To be done: Look below. Copy each line that has "this" in it.

Excerpted data:
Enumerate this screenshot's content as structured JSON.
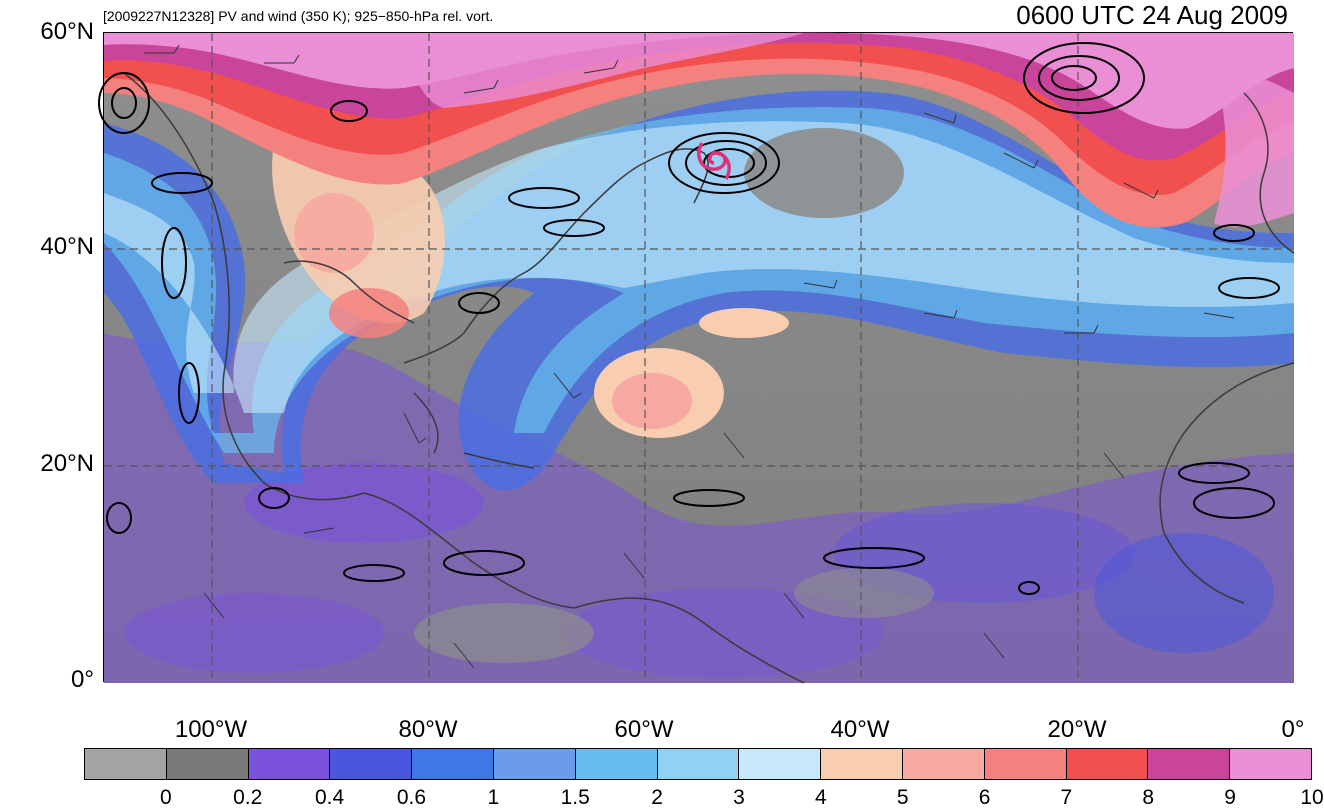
{
  "map": {
    "subtitle": "[2009227N12328] PV and wind (350 K); 925−850-hPa rel. vort.",
    "time": "0600 UTC 24 Aug 2009",
    "lat_labels": [
      "60°N",
      "40°N",
      "20°N",
      "0°"
    ],
    "lon_labels": [
      "100°W",
      "80°W",
      "60°W",
      "40°W",
      "20°W",
      "0°"
    ],
    "storm_symbol": "tropical-cyclone-symbol",
    "storm_color": "#e0307a",
    "colorbar": {
      "colors": [
        "#a3a3a3",
        "#7a7a7a",
        "#7a52dd",
        "#4a55e0",
        "#3f78e5",
        "#6b9cec",
        "#66bdee",
        "#8fd2f4",
        "#c7e9fb",
        "#f8cdb0",
        "#f7a8a0",
        "#f5817f",
        "#f24f4f",
        "#c9449b",
        "#ea8fd6"
      ],
      "tick_labels": [
        "0",
        "0.2",
        "0.4",
        "0.6",
        "1",
        "1.5",
        "2",
        "3",
        "4",
        "5",
        "6",
        "7",
        "8",
        "9",
        "10"
      ]
    }
  }
}
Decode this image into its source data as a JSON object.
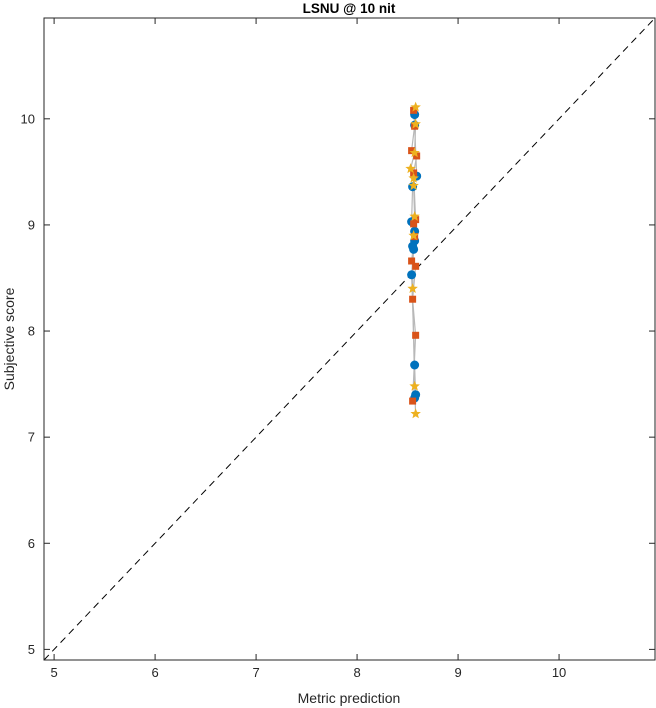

The result:
Enumerate this screenshot's content as structured JSON.
Decode this image into its source data as a JSON object.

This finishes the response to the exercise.